• STATED GOAL
Gather all lines in the data that hold the string "Index".

-=-=-

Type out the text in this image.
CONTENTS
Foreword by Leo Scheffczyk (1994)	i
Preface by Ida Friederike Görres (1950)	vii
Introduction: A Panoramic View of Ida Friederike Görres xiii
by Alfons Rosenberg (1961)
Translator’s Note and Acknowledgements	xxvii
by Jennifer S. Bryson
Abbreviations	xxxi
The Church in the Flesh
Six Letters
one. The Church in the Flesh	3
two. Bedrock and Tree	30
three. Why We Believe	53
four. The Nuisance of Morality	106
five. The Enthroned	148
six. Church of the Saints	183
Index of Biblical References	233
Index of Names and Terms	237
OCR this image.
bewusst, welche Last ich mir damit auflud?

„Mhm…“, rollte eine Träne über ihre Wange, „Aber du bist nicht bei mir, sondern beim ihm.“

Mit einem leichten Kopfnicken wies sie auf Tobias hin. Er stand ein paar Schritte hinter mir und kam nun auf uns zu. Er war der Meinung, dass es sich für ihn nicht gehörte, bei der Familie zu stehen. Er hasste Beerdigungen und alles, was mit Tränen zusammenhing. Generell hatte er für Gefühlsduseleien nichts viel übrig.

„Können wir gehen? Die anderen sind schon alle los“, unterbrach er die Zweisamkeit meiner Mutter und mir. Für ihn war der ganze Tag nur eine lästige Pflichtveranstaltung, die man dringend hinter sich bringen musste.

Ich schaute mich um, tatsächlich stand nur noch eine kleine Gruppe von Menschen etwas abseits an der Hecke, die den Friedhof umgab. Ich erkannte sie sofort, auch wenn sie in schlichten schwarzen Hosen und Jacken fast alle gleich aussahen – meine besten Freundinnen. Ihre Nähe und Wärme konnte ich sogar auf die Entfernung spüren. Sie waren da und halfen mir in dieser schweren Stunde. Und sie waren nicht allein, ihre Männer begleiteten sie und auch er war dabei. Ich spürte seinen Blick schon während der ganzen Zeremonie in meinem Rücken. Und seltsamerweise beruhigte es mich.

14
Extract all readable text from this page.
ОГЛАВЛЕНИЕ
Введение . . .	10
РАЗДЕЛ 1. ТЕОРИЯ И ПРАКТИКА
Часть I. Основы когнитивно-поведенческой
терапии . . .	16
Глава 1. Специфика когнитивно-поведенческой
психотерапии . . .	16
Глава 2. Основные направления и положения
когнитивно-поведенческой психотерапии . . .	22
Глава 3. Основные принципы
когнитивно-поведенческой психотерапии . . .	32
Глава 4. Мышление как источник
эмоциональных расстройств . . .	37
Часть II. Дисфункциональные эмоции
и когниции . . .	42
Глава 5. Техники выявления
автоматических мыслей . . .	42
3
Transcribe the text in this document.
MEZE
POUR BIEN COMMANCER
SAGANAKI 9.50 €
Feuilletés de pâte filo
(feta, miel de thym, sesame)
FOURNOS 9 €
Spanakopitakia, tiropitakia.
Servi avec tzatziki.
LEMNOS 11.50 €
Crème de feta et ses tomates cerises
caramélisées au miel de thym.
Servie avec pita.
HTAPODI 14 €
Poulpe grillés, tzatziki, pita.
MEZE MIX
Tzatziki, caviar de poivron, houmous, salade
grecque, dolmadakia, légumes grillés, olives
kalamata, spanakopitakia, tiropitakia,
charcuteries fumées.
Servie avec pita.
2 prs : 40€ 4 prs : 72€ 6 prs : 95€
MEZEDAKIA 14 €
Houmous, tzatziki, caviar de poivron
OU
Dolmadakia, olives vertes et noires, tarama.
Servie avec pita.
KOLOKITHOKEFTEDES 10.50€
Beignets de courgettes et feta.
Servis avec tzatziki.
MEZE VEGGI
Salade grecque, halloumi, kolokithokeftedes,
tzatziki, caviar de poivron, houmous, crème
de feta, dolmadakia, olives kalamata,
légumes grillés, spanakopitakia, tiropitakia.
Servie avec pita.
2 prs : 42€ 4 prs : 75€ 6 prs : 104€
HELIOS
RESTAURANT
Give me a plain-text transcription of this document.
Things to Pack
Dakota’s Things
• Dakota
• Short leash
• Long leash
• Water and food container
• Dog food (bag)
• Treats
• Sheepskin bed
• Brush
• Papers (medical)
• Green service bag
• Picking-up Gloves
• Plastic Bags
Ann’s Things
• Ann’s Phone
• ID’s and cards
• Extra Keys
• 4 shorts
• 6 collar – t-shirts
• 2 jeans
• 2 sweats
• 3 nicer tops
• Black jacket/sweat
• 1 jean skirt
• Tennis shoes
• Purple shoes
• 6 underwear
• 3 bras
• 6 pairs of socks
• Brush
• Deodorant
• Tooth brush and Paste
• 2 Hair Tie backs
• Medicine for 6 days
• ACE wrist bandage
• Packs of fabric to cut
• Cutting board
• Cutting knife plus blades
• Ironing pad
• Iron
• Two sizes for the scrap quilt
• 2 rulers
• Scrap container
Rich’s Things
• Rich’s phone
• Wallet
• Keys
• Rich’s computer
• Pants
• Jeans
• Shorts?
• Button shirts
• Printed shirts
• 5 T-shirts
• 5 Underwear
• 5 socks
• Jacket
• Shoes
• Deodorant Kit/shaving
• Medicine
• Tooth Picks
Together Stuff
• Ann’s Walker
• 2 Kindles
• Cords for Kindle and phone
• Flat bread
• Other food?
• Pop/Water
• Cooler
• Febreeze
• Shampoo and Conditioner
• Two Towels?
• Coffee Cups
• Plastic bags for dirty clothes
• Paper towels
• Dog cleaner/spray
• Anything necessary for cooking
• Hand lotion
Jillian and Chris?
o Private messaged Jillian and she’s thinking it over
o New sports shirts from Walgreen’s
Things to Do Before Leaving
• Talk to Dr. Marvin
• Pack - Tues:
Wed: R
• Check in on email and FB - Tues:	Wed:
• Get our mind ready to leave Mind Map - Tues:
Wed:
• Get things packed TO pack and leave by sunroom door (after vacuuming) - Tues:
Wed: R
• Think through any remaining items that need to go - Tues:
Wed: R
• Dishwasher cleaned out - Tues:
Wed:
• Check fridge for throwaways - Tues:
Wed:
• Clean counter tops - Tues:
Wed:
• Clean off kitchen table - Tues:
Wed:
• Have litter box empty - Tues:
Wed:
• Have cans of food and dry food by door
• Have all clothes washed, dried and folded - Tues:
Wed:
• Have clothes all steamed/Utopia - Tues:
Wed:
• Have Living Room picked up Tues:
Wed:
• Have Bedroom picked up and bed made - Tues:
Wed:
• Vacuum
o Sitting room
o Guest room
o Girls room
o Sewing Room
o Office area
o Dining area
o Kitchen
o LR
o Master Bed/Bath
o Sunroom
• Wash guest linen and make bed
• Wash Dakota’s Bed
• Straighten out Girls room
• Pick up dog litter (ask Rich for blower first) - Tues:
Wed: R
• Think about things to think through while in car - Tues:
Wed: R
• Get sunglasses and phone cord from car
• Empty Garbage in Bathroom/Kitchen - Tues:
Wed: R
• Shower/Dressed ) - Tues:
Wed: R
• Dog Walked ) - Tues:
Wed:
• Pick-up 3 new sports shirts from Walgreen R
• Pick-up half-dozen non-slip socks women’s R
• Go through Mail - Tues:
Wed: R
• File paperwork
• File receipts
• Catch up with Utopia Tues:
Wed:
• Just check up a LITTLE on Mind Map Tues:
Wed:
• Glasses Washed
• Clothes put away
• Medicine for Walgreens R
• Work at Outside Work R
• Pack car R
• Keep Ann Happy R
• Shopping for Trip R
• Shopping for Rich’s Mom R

-=-=-

• ANSWER FOR THIS EXERCISE
Index of Biblical References	233
Index of Names and Terms	237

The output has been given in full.